Challenge: Select the lines of the records containing the word "电子测量与仪器学报" and list them.

Records contained in a dataset:
** begin **

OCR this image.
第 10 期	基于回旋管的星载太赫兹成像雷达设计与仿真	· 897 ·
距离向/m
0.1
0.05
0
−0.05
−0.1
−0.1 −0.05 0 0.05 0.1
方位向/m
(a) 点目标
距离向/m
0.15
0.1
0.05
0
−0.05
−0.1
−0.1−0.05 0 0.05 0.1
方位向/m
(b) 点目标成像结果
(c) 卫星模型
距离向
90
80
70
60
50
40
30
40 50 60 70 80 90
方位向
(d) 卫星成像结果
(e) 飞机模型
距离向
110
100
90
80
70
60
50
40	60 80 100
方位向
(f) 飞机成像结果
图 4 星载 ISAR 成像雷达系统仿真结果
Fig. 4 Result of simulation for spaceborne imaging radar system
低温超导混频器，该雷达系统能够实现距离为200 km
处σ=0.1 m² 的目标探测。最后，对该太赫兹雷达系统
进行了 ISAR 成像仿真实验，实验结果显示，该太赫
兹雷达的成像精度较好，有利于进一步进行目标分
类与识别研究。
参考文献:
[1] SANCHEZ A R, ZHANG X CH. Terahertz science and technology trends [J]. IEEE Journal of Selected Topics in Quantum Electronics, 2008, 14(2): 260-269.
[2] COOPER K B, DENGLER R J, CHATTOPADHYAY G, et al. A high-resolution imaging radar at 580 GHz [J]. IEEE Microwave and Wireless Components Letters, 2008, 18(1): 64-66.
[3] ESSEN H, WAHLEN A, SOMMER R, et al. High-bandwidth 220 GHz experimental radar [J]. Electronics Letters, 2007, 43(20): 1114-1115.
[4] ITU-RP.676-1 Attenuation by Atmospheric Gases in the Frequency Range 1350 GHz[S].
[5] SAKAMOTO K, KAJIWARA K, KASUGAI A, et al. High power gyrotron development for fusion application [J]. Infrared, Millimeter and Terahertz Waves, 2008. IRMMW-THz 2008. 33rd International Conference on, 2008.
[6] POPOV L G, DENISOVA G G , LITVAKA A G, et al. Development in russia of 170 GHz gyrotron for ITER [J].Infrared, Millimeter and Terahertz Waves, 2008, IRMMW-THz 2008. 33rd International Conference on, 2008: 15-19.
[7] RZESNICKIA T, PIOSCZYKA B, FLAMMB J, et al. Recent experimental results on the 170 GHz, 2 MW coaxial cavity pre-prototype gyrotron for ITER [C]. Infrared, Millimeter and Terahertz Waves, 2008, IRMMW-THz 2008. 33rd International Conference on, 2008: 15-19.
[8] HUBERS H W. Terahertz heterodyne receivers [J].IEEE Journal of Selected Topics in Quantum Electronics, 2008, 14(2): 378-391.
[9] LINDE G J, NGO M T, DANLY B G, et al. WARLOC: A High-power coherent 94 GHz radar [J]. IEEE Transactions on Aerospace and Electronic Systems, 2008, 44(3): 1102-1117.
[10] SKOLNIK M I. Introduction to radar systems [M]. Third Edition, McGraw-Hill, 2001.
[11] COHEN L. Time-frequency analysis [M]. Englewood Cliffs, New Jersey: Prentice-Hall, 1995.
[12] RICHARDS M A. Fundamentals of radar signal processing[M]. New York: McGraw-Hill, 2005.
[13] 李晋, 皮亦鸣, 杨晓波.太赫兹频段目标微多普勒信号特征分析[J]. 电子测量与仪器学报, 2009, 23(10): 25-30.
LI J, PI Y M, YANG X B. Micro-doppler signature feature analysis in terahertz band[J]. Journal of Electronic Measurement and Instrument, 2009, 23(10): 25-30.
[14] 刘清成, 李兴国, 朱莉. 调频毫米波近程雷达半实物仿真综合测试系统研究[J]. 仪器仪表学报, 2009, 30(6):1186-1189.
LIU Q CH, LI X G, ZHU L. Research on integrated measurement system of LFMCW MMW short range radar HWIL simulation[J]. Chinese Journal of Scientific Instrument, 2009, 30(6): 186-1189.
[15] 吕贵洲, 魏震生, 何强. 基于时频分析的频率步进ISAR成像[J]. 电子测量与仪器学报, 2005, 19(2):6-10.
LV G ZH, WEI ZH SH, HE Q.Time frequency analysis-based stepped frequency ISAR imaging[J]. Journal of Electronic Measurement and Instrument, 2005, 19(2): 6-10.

** end **

Answer to this problem:
[13] 李晋, 皮亦鸣, 杨晓波.太赫兹频段目标微多普勒信号特征分析[J]. 电子测量与仪器学报, 2009, 23(10): 25-30.
[15] 吕贵洲, 魏震生, 何强. 基于时频分析的频率步进ISAR成像[J]. 电子测量与仪器学报, 2005, 19(2):6-10.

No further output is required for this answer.